→ **TASK INSTRUCTIONS**
Output all lines exactly, with nothing added or dropped.

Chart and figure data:

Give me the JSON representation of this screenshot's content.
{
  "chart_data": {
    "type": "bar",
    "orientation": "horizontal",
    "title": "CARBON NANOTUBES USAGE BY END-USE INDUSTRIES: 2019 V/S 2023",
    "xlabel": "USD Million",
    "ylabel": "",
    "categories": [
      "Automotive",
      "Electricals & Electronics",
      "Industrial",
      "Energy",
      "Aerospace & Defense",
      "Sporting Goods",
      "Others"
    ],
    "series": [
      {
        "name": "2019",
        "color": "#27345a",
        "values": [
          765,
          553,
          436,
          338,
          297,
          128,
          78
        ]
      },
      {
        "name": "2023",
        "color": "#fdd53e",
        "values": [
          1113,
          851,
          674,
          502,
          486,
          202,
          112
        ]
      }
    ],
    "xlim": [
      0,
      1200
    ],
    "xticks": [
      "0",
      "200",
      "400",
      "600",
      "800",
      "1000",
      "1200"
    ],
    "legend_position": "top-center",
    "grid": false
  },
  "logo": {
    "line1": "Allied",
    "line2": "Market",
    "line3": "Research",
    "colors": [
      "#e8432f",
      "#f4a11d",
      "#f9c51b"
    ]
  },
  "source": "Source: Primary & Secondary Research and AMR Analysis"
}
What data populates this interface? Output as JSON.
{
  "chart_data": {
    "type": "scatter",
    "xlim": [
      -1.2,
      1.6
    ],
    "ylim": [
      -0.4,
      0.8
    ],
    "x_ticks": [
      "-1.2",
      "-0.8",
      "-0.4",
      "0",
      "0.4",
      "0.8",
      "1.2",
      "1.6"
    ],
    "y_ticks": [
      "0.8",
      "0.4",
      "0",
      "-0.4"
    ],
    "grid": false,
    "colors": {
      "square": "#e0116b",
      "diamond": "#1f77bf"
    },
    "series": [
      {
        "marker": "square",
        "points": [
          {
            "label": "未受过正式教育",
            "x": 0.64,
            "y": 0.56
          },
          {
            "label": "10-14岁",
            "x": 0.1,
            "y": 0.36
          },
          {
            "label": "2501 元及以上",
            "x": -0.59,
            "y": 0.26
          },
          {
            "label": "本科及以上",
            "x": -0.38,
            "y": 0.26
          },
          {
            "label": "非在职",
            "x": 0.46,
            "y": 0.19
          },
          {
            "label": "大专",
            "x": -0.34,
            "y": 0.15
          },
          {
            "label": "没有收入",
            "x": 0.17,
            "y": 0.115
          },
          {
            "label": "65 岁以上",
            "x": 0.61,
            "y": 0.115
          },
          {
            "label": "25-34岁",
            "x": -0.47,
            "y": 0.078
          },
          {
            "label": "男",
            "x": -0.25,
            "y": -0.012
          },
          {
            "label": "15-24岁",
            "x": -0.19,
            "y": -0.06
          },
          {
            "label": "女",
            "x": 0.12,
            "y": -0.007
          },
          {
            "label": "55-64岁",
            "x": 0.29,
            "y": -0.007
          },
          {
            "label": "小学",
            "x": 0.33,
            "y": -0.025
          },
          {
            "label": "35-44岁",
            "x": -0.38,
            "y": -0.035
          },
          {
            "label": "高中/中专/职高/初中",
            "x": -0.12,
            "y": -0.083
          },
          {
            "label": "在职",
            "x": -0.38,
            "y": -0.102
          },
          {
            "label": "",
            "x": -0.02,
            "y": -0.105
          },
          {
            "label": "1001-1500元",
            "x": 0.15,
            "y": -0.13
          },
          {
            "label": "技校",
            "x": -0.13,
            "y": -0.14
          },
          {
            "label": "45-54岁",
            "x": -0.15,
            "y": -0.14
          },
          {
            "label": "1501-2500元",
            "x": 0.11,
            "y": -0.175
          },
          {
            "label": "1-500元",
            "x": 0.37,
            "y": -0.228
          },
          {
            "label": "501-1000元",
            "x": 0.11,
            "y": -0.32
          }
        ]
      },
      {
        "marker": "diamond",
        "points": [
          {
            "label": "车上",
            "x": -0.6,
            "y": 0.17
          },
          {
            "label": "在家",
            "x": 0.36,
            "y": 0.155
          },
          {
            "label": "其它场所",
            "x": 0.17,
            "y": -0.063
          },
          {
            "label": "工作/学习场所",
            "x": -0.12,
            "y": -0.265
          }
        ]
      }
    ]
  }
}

→ **SOLVED PROBLEM**
Give me the JSON representation of this screenshot's content.
{
  "chart_data": {
    "type": "bar",
    "orientation": "horizontal",
    "title": "CARBON NANOTUBES USAGE BY END-USE INDUSTRIES: 2019 V/S 2023",
    "xlabel": "USD Million",
    "ylabel": "",
    "categories": [
      "Automotive",
      "Electricals & Electronics",
      "Industrial",
      "Energy",
      "Aerospace & Defense",
      "Sporting Goods",
      "Others"
    ],
    "series": [
      {
        "name": "2019",
        "color": "#27345a",
        "values": [
          765,
          553,
          436,
          338,
          297,
          128,
          78
        ]
      },
      {
        "name": "2023",
        "color": "#fdd53e",
        "values": [
          1113,
          851,
          674,
          502,
          486,
          202,
          112
        ]
      }
    ],
    "xlim": [
      0,
      1200
    ],
    "xticks": [
      "0",
      "200",
      "400",
      "600",
      "800",
      "1000",
      "1200"
    ],
    "legend_position": "top-center",
    "grid": false
  },
  "logo": {
    "line1": "Allied",
    "line2": "Market",
    "line3": "Research",
    "colors": [
      "#e8432f",
      "#f4a11d",
      "#f9c51b"
    ]
  },
  "source": "Source: Primary & Secondary Research and AMR Analysis"
}
What data populates this interface? Output as JSON.
{
  "chart_data": {
    "type": "scatter",
    "xlim": [
      -1.2,
      1.6
    ],
    "ylim": [
      -0.4,
      0.8
    ],
    "x_ticks": [
      "-1.2",
      "-0.8",
      "-0.4",
      "0",
      "0.4",
      "0.8",
      "1.2",
      "1.6"
    ],
    "y_ticks": [
      "0.8",
      "0.4",
      "0",
      "-0.4"
    ],
    "grid": false,
    "colors": {
      "square": "#e0116b",
      "diamond": "#1f77bf"
    },
    "series": [
      {
        "marker": "square",
        "points": [
          {
            "label": "未受过正式教育",
            "x": 0.64,
            "y": 0.56
          },
          {
            "label": "10-14岁",
            "x": 0.1,
            "y": 0.36
          },
          {
            "label": "2501 元及以上",
            "x": -0.59,
            "y": 0.26
          },
          {
            "label": "本科及以上",
            "x": -0.38,
            "y": 0.26
          },
          {
            "label": "非在职",
            "x": 0.46,
            "y": 0.19
          },
          {
            "label": "大专",
            "x": -0.34,
            "y": 0.15
          },
          {
            "label": "没有收入",
            "x": 0.17,
            "y": 0.115
          },
          {
            "label": "65 岁以上",
            "x": 0.61,
            "y": 0.115
          },
          {
            "label": "25-34岁",
            "x": -0.47,
            "y": 0.078
          },
          {
            "label": "男",
            "x": -0.25,
            "y": -0.012
          },
          {
            "label": "15-24岁",
            "x": -0.19,
            "y": -0.06
          },
          {
            "label": "女",
            "x": 0.12,
            "y": -0.007
          },
          {
            "label": "55-64岁",
            "x": 0.29,
            "y": -0.007
          },
          {
            "label": "小学",
            "x": 0.33,
            "y": -0.025
          },
          {
            "label": "35-44岁",
            "x": -0.38,
            "y": -0.035
          },
          {
            "label": "高中/中专/职高/初中",
            "x": -0.12,
            "y": -0.083
          },
          {
            "label": "在职",
            "x": -0.38,
            "y": -0.102
          },
          {
            "label": "",
            "x": -0.02,
            "y": -0.105
          },
          {
            "label": "1001-1500元",
            "x": 0.15,
            "y": -0.13
          },
          {
            "label": "技校",
            "x": -0.13,
            "y": -0.14
          },
          {
            "label": "45-54岁",
            "x": -0.15,
            "y": -0.14
          },
          {
            "label": "1501-2500元",
            "x": 0.11,
            "y": -0.175
          },
          {
            "label": "1-500元",
            "x": 0.37,
            "y": -0.228
          },
          {
            "label": "501-1000元",
            "x": 0.11,
            "y": -0.32
          }
        ]
      },
      {
        "marker": "diamond",
        "points": [
          {
            "label": "车上",
            "x": -0.6,
            "y": 0.17
          },
          {
            "label": "在家",
            "x": 0.36,
            "y": 0.155
          },
          {
            "label": "其它场所",
            "x": 0.17,
            "y": -0.063
          },
          {
            "label": "工作/学习场所",
            "x": -0.12,
            "y": -0.265
          }
        ]
      }
    ]
  }
}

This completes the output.